Work required
Check each line for the word "source" and give how many have it. Say nothing else.

Material for this task

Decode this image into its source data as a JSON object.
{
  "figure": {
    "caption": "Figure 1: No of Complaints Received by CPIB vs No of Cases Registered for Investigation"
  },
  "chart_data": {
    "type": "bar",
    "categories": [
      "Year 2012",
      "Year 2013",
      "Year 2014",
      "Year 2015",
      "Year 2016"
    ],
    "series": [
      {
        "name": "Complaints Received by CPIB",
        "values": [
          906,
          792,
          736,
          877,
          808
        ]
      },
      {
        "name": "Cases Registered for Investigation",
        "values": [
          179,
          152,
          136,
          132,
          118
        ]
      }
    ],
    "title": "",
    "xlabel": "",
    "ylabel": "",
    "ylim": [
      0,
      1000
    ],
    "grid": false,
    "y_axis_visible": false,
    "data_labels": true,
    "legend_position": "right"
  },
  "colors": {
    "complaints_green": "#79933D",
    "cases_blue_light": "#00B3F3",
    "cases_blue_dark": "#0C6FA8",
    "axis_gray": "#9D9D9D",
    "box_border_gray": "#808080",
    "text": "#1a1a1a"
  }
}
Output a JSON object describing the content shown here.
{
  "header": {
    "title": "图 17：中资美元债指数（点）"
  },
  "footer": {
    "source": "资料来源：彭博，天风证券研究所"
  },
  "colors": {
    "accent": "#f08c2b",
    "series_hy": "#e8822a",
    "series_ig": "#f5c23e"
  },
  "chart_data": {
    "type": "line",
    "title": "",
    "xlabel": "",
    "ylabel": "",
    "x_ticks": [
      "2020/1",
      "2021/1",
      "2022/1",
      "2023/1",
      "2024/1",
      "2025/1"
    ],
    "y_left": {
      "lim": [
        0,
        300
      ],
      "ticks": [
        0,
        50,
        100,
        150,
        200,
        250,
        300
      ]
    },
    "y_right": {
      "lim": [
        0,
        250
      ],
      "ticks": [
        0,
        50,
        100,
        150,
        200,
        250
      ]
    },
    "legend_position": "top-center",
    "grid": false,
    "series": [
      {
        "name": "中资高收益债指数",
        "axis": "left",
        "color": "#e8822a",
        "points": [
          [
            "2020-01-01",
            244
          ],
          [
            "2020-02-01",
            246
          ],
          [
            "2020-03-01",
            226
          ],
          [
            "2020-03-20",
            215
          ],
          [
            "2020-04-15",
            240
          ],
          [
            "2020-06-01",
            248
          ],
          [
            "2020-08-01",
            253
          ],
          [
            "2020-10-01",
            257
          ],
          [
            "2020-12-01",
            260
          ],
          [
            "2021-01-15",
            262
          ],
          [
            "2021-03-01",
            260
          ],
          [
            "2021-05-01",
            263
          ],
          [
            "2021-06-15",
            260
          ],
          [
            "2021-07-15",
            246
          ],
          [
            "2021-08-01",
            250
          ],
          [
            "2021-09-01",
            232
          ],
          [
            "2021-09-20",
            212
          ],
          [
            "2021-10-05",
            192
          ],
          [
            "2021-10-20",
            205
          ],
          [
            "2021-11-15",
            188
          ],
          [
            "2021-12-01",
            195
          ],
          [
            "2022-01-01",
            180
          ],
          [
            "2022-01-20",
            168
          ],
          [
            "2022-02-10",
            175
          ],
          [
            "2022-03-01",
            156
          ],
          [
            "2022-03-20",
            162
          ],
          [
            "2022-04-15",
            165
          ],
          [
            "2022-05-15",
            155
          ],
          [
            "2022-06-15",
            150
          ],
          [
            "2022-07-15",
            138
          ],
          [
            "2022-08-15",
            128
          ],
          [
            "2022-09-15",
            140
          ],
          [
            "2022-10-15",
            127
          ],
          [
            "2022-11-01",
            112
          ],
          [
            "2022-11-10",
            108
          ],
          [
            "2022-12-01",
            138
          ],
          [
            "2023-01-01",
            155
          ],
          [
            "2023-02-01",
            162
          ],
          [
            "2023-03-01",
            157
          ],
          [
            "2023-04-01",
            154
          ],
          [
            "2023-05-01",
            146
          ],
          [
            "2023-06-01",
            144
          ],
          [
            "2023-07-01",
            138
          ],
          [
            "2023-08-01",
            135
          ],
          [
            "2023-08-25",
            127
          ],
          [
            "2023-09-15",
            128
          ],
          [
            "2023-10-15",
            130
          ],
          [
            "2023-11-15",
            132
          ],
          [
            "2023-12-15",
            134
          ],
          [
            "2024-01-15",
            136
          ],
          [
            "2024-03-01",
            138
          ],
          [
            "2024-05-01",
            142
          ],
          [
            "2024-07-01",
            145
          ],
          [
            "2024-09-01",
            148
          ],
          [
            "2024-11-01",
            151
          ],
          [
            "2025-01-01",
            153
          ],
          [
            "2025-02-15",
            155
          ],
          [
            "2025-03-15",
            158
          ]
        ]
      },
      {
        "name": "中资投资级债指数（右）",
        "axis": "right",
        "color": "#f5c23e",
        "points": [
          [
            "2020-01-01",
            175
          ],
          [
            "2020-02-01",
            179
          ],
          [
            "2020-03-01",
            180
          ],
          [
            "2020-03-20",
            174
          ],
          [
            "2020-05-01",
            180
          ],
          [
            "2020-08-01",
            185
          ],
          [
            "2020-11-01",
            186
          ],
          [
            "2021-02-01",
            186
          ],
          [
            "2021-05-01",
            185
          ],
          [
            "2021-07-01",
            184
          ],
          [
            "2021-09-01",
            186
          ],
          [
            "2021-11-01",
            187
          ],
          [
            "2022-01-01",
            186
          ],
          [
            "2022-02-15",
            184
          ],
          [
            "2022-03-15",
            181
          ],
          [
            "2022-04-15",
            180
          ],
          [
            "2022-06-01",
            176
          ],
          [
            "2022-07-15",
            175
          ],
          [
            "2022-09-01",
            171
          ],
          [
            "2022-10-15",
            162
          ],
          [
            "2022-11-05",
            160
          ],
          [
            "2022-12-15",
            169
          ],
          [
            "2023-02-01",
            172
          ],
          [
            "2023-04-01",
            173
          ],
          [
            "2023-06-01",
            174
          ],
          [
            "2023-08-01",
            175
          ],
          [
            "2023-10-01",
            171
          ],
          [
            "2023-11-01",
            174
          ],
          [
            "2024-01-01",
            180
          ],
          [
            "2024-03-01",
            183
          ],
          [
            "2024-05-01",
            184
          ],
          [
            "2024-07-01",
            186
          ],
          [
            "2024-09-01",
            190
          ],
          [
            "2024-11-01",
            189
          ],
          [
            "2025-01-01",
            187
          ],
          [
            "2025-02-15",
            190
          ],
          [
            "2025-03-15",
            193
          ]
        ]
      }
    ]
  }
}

Exercise output
2